Start of DATA EXCERPTS

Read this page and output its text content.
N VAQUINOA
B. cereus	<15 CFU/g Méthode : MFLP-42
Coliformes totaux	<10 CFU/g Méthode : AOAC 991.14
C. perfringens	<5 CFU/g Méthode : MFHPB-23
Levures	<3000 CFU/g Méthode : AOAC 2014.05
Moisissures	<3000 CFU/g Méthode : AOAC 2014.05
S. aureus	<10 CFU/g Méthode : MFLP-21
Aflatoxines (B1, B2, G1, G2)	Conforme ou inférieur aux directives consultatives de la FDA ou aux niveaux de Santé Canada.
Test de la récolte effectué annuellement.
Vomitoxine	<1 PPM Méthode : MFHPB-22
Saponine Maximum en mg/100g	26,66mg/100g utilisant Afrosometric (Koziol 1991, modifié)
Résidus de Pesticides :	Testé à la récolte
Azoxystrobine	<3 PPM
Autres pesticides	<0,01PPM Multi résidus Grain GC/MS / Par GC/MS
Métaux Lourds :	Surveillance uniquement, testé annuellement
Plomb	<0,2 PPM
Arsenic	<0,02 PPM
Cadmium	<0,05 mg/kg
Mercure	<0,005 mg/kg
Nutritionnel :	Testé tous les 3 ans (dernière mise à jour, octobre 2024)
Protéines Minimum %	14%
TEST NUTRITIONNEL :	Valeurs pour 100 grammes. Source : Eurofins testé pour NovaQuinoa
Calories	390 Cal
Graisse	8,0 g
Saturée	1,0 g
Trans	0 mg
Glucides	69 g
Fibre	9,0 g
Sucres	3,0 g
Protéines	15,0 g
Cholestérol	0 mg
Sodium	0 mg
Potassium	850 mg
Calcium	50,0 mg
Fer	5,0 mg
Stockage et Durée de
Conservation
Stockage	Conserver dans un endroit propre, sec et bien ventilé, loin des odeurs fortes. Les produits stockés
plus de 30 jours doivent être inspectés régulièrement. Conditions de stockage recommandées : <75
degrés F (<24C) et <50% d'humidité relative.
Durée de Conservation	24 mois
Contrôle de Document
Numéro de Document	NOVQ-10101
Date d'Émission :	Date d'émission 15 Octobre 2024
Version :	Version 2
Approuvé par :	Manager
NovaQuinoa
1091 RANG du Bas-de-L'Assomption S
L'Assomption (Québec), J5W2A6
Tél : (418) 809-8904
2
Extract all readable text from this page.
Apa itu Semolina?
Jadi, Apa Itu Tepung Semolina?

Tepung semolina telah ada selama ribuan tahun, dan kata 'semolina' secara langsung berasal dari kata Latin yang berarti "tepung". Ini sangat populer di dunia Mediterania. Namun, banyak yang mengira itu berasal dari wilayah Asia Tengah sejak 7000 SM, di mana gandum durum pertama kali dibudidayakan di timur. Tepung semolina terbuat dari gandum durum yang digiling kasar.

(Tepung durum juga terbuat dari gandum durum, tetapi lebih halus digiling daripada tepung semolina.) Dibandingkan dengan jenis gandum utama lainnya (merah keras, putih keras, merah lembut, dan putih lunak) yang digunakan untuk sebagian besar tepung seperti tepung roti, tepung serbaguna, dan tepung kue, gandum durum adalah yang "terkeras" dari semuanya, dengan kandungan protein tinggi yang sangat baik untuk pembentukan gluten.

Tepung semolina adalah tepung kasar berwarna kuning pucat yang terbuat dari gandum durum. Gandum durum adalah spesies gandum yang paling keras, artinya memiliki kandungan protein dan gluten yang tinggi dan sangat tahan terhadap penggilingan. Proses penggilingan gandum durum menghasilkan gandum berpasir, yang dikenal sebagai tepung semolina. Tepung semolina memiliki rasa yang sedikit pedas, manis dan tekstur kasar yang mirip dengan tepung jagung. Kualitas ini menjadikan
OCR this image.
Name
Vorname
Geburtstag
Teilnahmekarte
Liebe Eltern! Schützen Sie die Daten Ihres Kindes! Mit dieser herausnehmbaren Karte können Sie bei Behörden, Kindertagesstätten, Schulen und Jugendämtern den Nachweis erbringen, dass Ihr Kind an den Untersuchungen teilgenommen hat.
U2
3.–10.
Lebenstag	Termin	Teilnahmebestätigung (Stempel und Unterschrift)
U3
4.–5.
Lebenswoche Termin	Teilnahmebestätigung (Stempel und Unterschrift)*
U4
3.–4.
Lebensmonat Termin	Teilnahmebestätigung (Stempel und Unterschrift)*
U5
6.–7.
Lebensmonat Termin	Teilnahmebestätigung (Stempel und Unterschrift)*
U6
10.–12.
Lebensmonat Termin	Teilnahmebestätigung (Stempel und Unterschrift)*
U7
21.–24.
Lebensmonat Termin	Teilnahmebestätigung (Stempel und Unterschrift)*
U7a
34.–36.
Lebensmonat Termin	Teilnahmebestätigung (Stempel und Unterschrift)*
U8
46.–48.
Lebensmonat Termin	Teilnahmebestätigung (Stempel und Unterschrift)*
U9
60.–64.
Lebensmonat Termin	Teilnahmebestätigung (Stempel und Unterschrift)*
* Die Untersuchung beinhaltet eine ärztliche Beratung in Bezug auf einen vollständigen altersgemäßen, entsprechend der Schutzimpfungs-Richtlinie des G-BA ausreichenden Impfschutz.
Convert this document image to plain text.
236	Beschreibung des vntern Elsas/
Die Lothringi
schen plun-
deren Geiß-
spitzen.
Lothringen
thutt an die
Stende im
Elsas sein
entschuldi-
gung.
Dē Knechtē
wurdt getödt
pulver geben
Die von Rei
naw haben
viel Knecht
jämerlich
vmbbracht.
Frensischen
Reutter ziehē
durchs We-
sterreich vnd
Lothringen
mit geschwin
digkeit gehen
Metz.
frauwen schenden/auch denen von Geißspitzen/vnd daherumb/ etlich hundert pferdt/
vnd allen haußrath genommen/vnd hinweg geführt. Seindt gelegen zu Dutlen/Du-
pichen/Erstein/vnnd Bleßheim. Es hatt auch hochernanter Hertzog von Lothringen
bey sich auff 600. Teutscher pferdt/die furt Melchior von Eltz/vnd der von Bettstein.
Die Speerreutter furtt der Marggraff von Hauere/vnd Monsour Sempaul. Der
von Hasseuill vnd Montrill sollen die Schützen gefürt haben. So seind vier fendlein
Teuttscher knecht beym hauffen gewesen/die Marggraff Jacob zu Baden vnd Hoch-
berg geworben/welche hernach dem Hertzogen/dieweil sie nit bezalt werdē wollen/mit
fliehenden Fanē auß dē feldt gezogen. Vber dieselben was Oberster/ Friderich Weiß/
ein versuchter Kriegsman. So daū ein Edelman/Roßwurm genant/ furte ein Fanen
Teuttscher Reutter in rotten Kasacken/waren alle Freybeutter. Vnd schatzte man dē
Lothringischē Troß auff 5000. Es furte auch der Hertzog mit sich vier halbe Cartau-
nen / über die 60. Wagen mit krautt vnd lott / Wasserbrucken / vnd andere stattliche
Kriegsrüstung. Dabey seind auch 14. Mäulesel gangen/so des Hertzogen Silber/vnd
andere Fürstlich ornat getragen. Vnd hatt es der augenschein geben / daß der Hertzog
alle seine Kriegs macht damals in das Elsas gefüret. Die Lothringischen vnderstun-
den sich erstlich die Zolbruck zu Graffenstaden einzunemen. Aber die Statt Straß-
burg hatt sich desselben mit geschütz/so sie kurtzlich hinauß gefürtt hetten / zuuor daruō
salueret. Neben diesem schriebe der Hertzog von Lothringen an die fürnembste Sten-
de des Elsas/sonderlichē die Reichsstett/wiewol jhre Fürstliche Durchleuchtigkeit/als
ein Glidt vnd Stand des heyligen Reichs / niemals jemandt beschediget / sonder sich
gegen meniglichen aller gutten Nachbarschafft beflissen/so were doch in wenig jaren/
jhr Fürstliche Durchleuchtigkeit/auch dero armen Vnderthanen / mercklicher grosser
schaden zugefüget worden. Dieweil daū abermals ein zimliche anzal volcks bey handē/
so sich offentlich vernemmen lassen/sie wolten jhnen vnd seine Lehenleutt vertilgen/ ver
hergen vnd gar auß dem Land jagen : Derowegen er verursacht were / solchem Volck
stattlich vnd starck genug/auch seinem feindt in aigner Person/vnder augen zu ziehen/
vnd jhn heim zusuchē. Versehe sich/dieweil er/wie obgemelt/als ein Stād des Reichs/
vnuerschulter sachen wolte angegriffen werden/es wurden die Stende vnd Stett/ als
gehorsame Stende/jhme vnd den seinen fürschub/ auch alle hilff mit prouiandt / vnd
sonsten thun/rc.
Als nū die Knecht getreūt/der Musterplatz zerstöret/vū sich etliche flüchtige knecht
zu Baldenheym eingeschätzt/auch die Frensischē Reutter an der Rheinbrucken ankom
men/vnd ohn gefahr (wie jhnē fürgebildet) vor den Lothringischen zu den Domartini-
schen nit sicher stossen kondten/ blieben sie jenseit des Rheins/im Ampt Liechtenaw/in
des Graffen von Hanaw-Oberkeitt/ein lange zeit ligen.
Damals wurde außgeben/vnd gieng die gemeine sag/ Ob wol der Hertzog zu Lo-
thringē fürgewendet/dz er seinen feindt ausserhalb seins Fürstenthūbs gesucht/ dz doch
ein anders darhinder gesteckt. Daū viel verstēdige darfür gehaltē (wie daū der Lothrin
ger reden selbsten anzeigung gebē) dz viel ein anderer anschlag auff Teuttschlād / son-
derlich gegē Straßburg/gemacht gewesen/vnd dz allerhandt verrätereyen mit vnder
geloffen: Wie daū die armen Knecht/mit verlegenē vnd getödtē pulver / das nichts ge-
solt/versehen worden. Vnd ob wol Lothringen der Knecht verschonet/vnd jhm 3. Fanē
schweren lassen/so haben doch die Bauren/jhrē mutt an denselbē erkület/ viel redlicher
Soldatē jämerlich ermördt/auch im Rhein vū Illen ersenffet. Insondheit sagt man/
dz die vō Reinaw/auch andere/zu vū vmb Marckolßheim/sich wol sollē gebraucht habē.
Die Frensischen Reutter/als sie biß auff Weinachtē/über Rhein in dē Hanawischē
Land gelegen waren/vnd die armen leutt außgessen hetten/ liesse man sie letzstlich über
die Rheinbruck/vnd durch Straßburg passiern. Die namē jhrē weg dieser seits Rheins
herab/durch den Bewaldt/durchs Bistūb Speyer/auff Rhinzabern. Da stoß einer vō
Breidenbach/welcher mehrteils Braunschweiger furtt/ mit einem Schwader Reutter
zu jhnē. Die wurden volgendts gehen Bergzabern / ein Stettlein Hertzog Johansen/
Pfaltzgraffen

End of DATA EXCERPTS

#### EXERCISE DETAILS
Each line in the data that holds the string "worden" needs to be copied.

#### OUTPUT BELOW
schaden zugefüget worden. Dieweil daū abermals ein zimliche anzal volcks bey handē/
solt/versehen worden. Vnd ob wol Lothringen der Knecht verschonet/vnd jhm 3. Fanē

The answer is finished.